Return all entries word for word, but drop any images.

■ ■ ■ ■

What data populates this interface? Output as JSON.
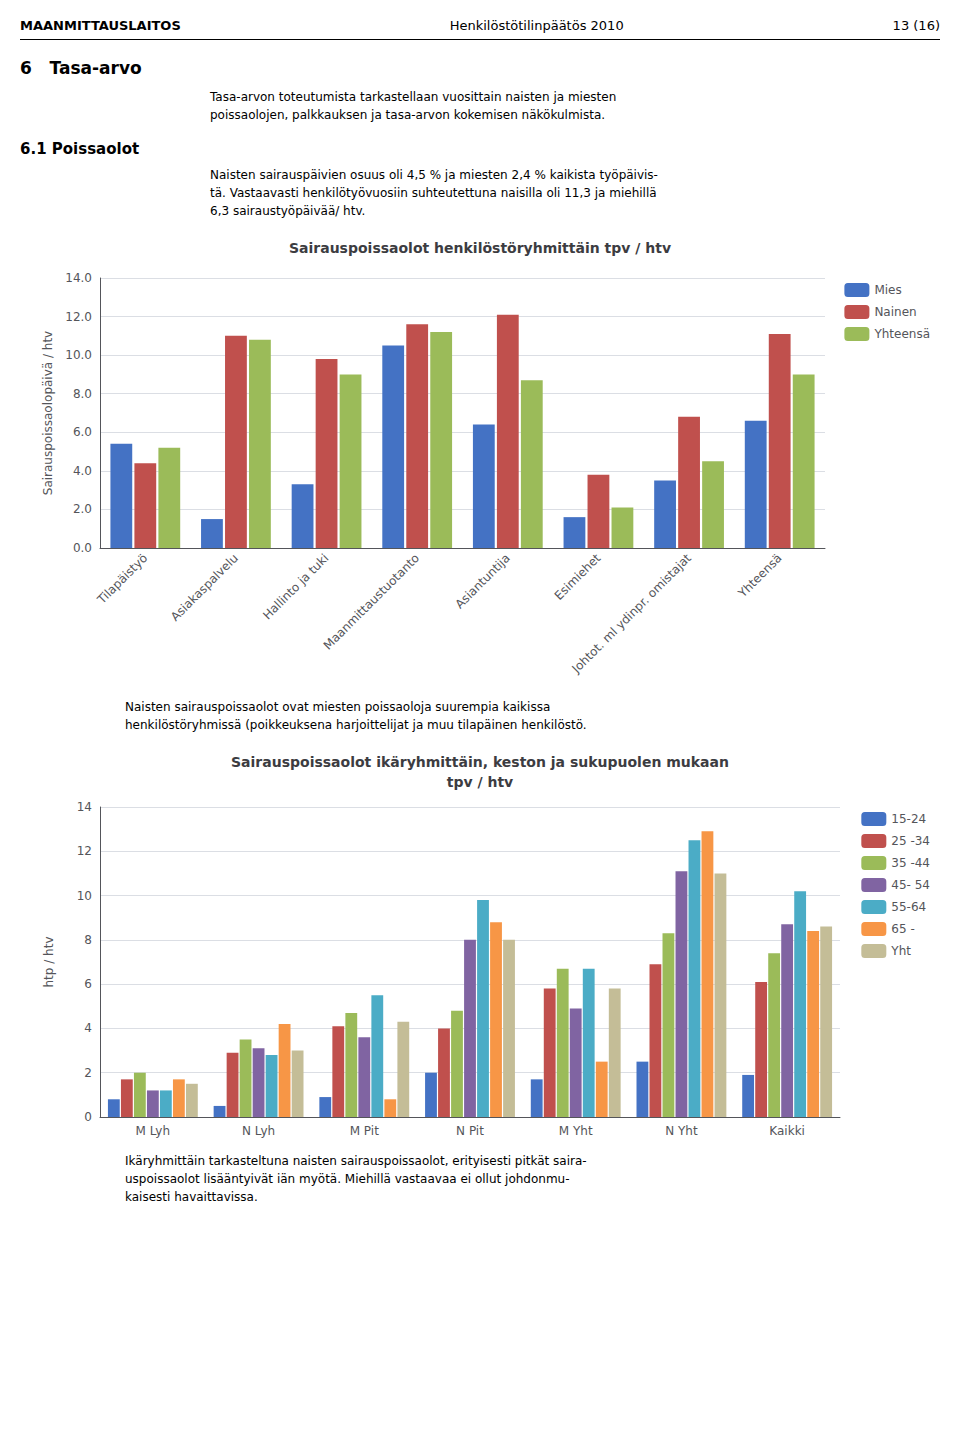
{
  "page_header": {
    "left": "MAANMITTAUSLAITOS",
    "center": "Henkilöstötilinpäätös 2010",
    "right": "13 (16)"
  },
  "section_title": "6   Tasa-arvo",
  "para1": "Tasa-arvon toteutumista tarkastellaan vuosittain naisten ja miesten\npoissaolojen, palkkauksen ja tasa-arvon kokemisen näkökulmista.",
  "section2_title": "6.1 Poissaolot",
  "para2": "Naisten sairauspäivien osuus oli 4,5 % ja miesten 2,4 % kaikista työpäivis-\ntä. Vastaavasti henkilötyövuosiin suhteutettuna naisilla oli 11,3 ja miehillä\n6,3 sairaustyöpäivää/ htv.",
  "para3": "Naisten sairauspoissaolot ovat miesten poissaoloja suurempia kaikissa\nhenkilöstöryhmissä (poikkeuksena harjoittelijat ja muu tilapäinen henkilöstö.",
  "para4": "Ikäryhmittäin tarkasteltuna naisten sairauspoissaolot, erityisesti pitkät saira-\nuspoissaolot lisääntyivät iän myötä. Miehillä vastaavaa ei ollut johdonmu-\nkaisesti havaittavissa.",
  "chart_data": [
    {
      "type": "bar",
      "title": "Sairauspoissaolot henkilöstöryhmittäin tpv / htv",
      "ylabel": "Sairauspoissaolopäivä / htv",
      "categories": [
        "Tilapäistyö",
        "Asiakaspalvelu",
        "Hallinto ja tuki",
        "Maanmittaustuotanto",
        "Asiantuntija",
        "Esimiehet",
        "Johtot. ml ydinpr. omistajat",
        "Yhteensä"
      ],
      "series": [
        {
          "name": "Mies",
          "color": "#4472C4",
          "values": [
            5.4,
            1.5,
            3.3,
            10.5,
            6.4,
            1.6,
            3.5,
            6.6
          ]
        },
        {
          "name": "Nainen",
          "color": "#C0504D",
          "values": [
            4.4,
            11.0,
            9.8,
            11.6,
            12.1,
            3.8,
            6.8,
            11.1
          ]
        },
        {
          "name": "Yhteensä",
          "color": "#9BBB59",
          "values": [
            5.2,
            10.8,
            9.0,
            11.2,
            8.7,
            2.1,
            4.5,
            9.0
          ]
        }
      ],
      "ylim": [
        0,
        14.0
      ],
      "yticks": [
        {
          "value": 0,
          "label": "0.0"
        },
        {
          "value": 2,
          "label": "2.0"
        },
        {
          "value": 4,
          "label": "4.0"
        },
        {
          "value": 6,
          "label": "6.0"
        },
        {
          "value": 8,
          "label": "8.0"
        },
        {
          "value": 10,
          "label": "10.0"
        },
        {
          "value": 12,
          "label": "12.0"
        },
        {
          "value": 14,
          "label": "14.0"
        }
      ],
      "grid": true,
      "legend": "upper right"
    },
    {
      "type": "bar",
      "title": "Sairauspoissaolot ikäryhmittäin, keston ja sukupuolen mukaan\ntpv / htv",
      "ylabel": "htp / htv",
      "categories": [
        "M Lyh",
        "N Lyh",
        "M Pit",
        "N Pit",
        "M Yht",
        "N Yht",
        "Kaikki"
      ],
      "series": [
        {
          "name": "15-24",
          "color": "#4472C4",
          "values": [
            0.8,
            0.5,
            0.9,
            2.0,
            1.7,
            2.5,
            1.9
          ]
        },
        {
          "name": "25 -34",
          "color": "#C0504D",
          "values": [
            1.7,
            2.9,
            4.1,
            4.0,
            5.8,
            6.9,
            6.1
          ]
        },
        {
          "name": "35 -44",
          "color": "#9BBB59",
          "values": [
            2.0,
            3.5,
            4.7,
            4.8,
            6.7,
            8.3,
            7.4
          ]
        },
        {
          "name": "45- 54",
          "color": "#8064A2",
          "values": [
            1.2,
            3.1,
            3.6,
            8.0,
            4.9,
            11.1,
            8.7
          ]
        },
        {
          "name": "55-64",
          "color": "#4BACC6",
          "values": [
            1.2,
            2.8,
            5.5,
            9.8,
            6.7,
            12.5,
            10.2
          ]
        },
        {
          "name": "65 -",
          "color": "#F79646",
          "values": [
            1.7,
            4.2,
            0.8,
            8.8,
            2.5,
            12.9,
            8.4
          ]
        },
        {
          "name": "Yht",
          "color": "#C4BD97",
          "values": [
            1.5,
            3.0,
            4.3,
            8.0,
            5.8,
            11.0,
            8.6
          ]
        }
      ],
      "ylim": [
        0,
        14
      ],
      "yticks": [
        0,
        2,
        4,
        6,
        8,
        10,
        12,
        14
      ],
      "grid": true,
      "legend": "upper right"
    }
  ]
}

■ ■ ■ ■

The reply —
What data populates this interface? Output as JSON.
{
  "page_header": {
    "left": "MAANMITTAUSLAITOS",
    "center": "Henkilöstötilinpäätös 2010",
    "right": "13 (16)"
  },
  "section_title": "6   Tasa-arvo",
  "para1": "Tasa-arvon toteutumista tarkastellaan vuosittain naisten ja miesten\npoissaolojen, palkkauksen ja tasa-arvon kokemisen näkökulmista.",
  "section2_title": "6.1 Poissaolot",
  "para2": "Naisten sairauspäivien osuus oli 4,5 % ja miesten 2,4 % kaikista työpäivis-\ntä. Vastaavasti henkilötyövuosiin suhteutettuna naisilla oli 11,3 ja miehillä\n6,3 sairaustyöpäivää/ htv.",
  "para3": "Naisten sairauspoissaolot ovat miesten poissaoloja suurempia kaikissa\nhenkilöstöryhmissä (poikkeuksena harjoittelijat ja muu tilapäinen henkilöstö.",
  "para4": "Ikäryhmittäin tarkasteltuna naisten sairauspoissaolot, erityisesti pitkät saira-\nuspoissaolot lisääntyivät iän myötä. Miehillä vastaavaa ei ollut johdonmu-\nkaisesti havaittavissa.",
  "chart_data": [
    {
      "type": "bar",
      "title": "Sairauspoissaolot henkilöstöryhmittäin tpv / htv",
      "ylabel": "Sairauspoissaolopäivä / htv",
      "categories": [
        "Tilapäistyö",
        "Asiakaspalvelu",
        "Hallinto ja tuki",
        "Maanmittaustuotanto",
        "Asiantuntija",
        "Esimiehet",
        "Johtot. ml ydinpr. omistajat",
        "Yhteensä"
      ],
      "series": [
        {
          "name": "Mies",
          "color": "#4472C4",
          "values": [
            5.4,
            1.5,
            3.3,
            10.5,
            6.4,
            1.6,
            3.5,
            6.6
          ]
        },
        {
          "name": "Nainen",
          "color": "#C0504D",
          "values": [
            4.4,
            11.0,
            9.8,
            11.6,
            12.1,
            3.8,
            6.8,
            11.1
          ]
        },
        {
          "name": "Yhteensä",
          "color": "#9BBB59",
          "values": [
            5.2,
            10.8,
            9.0,
            11.2,
            8.7,
            2.1,
            4.5,
            9.0
          ]
        }
      ],
      "ylim": [
        0,
        14.0
      ],
      "yticks": [
        {
          "value": 0,
          "label": "0.0"
        },
        {
          "value": 2,
          "label": "2.0"
        },
        {
          "value": 4,
          "label": "4.0"
        },
        {
          "value": 6,
          "label": "6.0"
        },
        {
          "value": 8,
          "label": "8.0"
        },
        {
          "value": 10,
          "label": "10.0"
        },
        {
          "value": 12,
          "label": "12.0"
        },
        {
          "value": 14,
          "label": "14.0"
        }
      ],
      "grid": true,
      "legend": "upper right"
    },
    {
      "type": "bar",
      "title": "Sairauspoissaolot ikäryhmittäin, keston ja sukupuolen mukaan\ntpv / htv",
      "ylabel": "htp / htv",
      "categories": [
        "M Lyh",
        "N Lyh",
        "M Pit",
        "N Pit",
        "M Yht",
        "N Yht",
        "Kaikki"
      ],
      "series": [
        {
          "name": "15-24",
          "color": "#4472C4",
          "values": [
            0.8,
            0.5,
            0.9,
            2.0,
            1.7,
            2.5,
            1.9
          ]
        },
        {
          "name": "25 -34",
          "color": "#C0504D",
          "values": [
            1.7,
            2.9,
            4.1,
            4.0,
            5.8,
            6.9,
            6.1
          ]
        },
        {
          "name": "35 -44",
          "color": "#9BBB59",
          "values": [
            2.0,
            3.5,
            4.7,
            4.8,
            6.7,
            8.3,
            7.4
          ]
        },
        {
          "name": "45- 54",
          "color": "#8064A2",
          "values": [
            1.2,
            3.1,
            3.6,
            8.0,
            4.9,
            11.1,
            8.7
          ]
        },
        {
          "name": "55-64",
          "color": "#4BACC6",
          "values": [
            1.2,
            2.8,
            5.5,
            9.8,
            6.7,
            12.5,
            10.2
          ]
        },
        {
          "name": "65 -",
          "color": "#F79646",
          "values": [
            1.7,
            4.2,
            0.8,
            8.8,
            2.5,
            12.9,
            8.4
          ]
        },
        {
          "name": "Yht",
          "color": "#C4BD97",
          "values": [
            1.5,
            3.0,
            4.3,
            8.0,
            5.8,
            11.0,
            8.6
          ]
        }
      ],
      "ylim": [
        0,
        14
      ],
      "yticks": [
        0,
        2,
        4,
        6,
        8,
        10,
        12,
        14
      ],
      "grid": true,
      "legend": "upper right"
    }
  ]
}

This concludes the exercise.